Collected data:
^^^^^^^^^^^^^^^^

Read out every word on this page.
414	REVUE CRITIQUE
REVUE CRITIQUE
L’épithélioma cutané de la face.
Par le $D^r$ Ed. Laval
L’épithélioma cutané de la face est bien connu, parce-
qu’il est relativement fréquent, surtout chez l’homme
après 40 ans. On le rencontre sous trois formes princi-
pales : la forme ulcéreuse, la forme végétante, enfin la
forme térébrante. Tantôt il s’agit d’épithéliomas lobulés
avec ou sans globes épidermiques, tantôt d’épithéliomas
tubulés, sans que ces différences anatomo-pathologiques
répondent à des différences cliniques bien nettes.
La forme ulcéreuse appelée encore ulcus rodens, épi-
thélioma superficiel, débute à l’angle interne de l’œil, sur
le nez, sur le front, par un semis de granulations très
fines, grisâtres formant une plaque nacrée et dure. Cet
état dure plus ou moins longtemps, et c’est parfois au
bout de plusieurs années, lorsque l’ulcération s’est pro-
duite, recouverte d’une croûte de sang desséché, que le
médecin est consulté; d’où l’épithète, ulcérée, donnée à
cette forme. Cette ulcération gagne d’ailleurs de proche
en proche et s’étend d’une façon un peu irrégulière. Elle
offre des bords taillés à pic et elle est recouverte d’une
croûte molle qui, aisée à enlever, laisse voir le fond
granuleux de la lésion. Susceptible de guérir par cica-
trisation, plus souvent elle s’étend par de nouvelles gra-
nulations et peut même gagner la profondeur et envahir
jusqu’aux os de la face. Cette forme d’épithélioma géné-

^^^^^^^^^^^^^^^^

_DIRECTIONS:_ From the preceding material, extract every line exactly.

_EXERCISE RESULT:_
Read out every word on this page.
414	REVUE CRITIQUE
REVUE CRITIQUE
L’épithélioma cutané de la face.
Par le $D^r$ Ed. Laval
L’épithélioma cutané de la face est bien connu, parce-
qu’il est relativement fréquent, surtout chez l’homme
après 40 ans. On le rencontre sous trois formes princi-
pales : la forme ulcéreuse, la forme végétante, enfin la
forme térébrante. Tantôt il s’agit d’épithéliomas lobulés
avec ou sans globes épidermiques, tantôt d’épithéliomas
tubulés, sans que ces différences anatomo-pathologiques
répondent à des différences cliniques bien nettes.
La forme ulcéreuse appelée encore ulcus rodens, épi-
thélioma superficiel, débute à l’angle interne de l’œil, sur
le nez, sur le front, par un semis de granulations très
fines, grisâtres formant une plaque nacrée et dure. Cet
état dure plus ou moins longtemps, et c’est parfois au
bout de plusieurs années, lorsque l’ulcération s’est pro-
duite, recouverte d’une croûte de sang desséché, que le
médecin est consulté; d’où l’épithète, ulcérée, donnée à
cette forme. Cette ulcération gagne d’ailleurs de proche
en proche et s’étend d’une façon un peu irrégulière. Elle
offre des bords taillés à pic et elle est recouverte d’une
croûte molle qui, aisée à enlever, laisse voir le fond
granuleux de la lésion. Susceptible de guérir par cica-
trisation, plus souvent elle s’étend par de nouvelles gra-
nulations et peut même gagner la profondeur et envahir
jusqu’aux os de la face. Cette forme d’épithélioma géné-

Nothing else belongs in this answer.